● **EXERCISE DATA**:
----------
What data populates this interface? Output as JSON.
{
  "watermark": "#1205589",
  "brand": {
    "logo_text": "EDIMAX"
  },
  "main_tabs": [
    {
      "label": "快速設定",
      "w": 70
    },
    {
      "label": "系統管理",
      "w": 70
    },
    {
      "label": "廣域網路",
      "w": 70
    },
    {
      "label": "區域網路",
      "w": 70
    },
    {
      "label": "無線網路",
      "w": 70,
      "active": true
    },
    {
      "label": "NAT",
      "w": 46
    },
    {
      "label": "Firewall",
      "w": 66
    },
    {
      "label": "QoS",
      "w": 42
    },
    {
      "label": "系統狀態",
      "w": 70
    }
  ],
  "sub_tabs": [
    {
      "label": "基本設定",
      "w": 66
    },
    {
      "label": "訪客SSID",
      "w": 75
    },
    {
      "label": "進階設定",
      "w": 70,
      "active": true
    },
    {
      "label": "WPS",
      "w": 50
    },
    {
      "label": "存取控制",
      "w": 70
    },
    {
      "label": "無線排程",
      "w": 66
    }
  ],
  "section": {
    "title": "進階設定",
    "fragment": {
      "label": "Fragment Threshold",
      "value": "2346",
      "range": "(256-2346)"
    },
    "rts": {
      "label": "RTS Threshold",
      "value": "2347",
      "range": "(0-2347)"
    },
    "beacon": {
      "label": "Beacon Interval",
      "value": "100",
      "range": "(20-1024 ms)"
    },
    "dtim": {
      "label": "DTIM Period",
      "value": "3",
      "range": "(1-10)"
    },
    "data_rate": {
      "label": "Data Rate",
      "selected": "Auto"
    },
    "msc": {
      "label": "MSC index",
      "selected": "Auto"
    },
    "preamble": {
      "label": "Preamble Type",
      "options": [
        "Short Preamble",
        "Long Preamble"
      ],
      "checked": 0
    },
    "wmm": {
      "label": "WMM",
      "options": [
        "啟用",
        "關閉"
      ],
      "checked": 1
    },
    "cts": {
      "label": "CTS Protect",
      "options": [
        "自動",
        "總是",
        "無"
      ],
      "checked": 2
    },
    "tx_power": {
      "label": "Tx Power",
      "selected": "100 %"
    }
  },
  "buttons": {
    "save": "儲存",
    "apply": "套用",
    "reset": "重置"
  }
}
----------
● **GIVEN PROBLEM**:
Give back all the data exactly as written.

● **RESULT OF THIS EXERCISE**:
What data populates this interface? Output as JSON.
{
  "watermark": "#1205589",
  "brand": {
    "logo_text": "EDIMAX"
  },
  "main_tabs": [
    {
      "label": "快速設定",
      "w": 70
    },
    {
      "label": "系統管理",
      "w": 70
    },
    {
      "label": "廣域網路",
      "w": 70
    },
    {
      "label": "區域網路",
      "w": 70
    },
    {
      "label": "無線網路",
      "w": 70,
      "active": true
    },
    {
      "label": "NAT",
      "w": 46
    },
    {
      "label": "Firewall",
      "w": 66
    },
    {
      "label": "QoS",
      "w": 42
    },
    {
      "label": "系統狀態",
      "w": 70
    }
  ],
  "sub_tabs": [
    {
      "label": "基本設定",
      "w": 66
    },
    {
      "label": "訪客SSID",
      "w": 75
    },
    {
      "label": "進階設定",
      "w": 70,
      "active": true
    },
    {
      "label": "WPS",
      "w": 50
    },
    {
      "label": "存取控制",
      "w": 70
    },
    {
      "label": "無線排程",
      "w": 66
    }
  ],
  "section": {
    "title": "進階設定",
    "fragment": {
      "label": "Fragment Threshold",
      "value": "2346",
      "range": "(256-2346)"
    },
    "rts": {
      "label": "RTS Threshold",
      "value": "2347",
      "range": "(0-2347)"
    },
    "beacon": {
      "label": "Beacon Interval",
      "value": "100",
      "range": "(20-1024 ms)"
    },
    "dtim": {
      "label": "DTIM Period",
      "value": "3",
      "range": "(1-10)"
    },
    "data_rate": {
      "label": "Data Rate",
      "selected": "Auto"
    },
    "msc": {
      "label": "MSC index",
      "selected": "Auto"
    },
    "preamble": {
      "label": "Preamble Type",
      "options": [
        "Short Preamble",
        "Long Preamble"
      ],
      "checked": 0
    },
    "wmm": {
      "label": "WMM",
      "options": [
        "啟用",
        "關閉"
      ],
      "checked": 1
    },
    "cts": {
      "label": "CTS Protect",
      "options": [
        "自動",
        "總是",
        "無"
      ],
      "checked": 2
    },
    "tx_power": {
      "label": "Tx Power",
      "selected": "100 %"
    }
  },
  "buttons": {
    "save": "儲存",
    "apply": "套用",
    "reset": "重置"
  }
}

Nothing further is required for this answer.